Challenge – Filter this material down to the lines that hold "name", copying each one.
[Begin Exercise input]
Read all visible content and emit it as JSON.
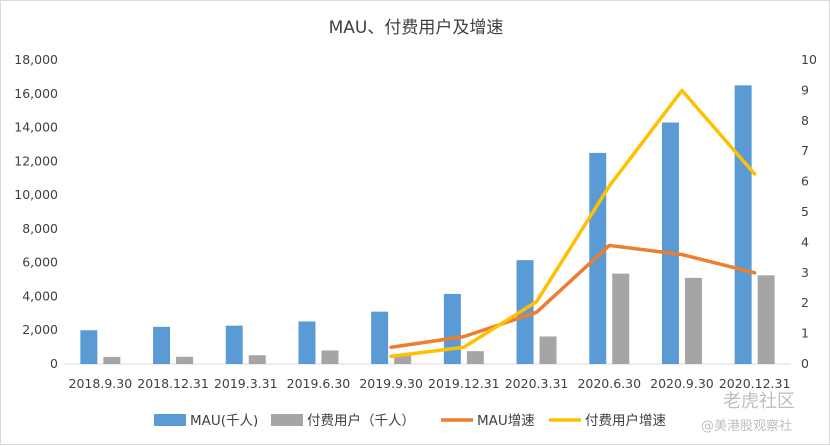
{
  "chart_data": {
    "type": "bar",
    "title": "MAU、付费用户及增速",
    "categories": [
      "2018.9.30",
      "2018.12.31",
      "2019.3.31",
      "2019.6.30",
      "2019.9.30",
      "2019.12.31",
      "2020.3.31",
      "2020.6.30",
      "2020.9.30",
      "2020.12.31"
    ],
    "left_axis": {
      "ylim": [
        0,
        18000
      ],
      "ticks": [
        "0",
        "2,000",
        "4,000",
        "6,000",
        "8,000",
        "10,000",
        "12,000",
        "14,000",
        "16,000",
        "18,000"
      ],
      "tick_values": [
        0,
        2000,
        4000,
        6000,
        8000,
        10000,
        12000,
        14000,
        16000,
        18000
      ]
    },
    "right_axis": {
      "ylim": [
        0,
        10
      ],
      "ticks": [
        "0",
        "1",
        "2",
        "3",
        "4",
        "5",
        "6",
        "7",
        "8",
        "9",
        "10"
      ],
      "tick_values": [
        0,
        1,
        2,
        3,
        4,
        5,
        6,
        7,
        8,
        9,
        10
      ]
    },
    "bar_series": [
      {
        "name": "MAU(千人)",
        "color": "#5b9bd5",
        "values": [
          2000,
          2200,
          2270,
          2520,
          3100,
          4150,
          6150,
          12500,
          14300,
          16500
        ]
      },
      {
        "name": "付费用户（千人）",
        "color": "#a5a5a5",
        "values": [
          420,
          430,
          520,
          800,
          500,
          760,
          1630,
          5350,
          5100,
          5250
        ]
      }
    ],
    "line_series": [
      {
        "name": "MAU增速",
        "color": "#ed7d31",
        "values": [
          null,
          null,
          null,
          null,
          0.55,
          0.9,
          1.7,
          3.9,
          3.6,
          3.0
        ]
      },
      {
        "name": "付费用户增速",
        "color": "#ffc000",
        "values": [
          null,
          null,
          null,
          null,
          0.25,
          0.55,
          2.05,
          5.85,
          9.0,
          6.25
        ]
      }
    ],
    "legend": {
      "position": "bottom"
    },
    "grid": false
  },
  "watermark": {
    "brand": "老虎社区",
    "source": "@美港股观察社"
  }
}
[End Exercise input]
Exercise result –
        "name": "MAU(千人)",
        "name": "付费用户（千人）",
        "name": "MAU增速",
        "name": "付费用户增速",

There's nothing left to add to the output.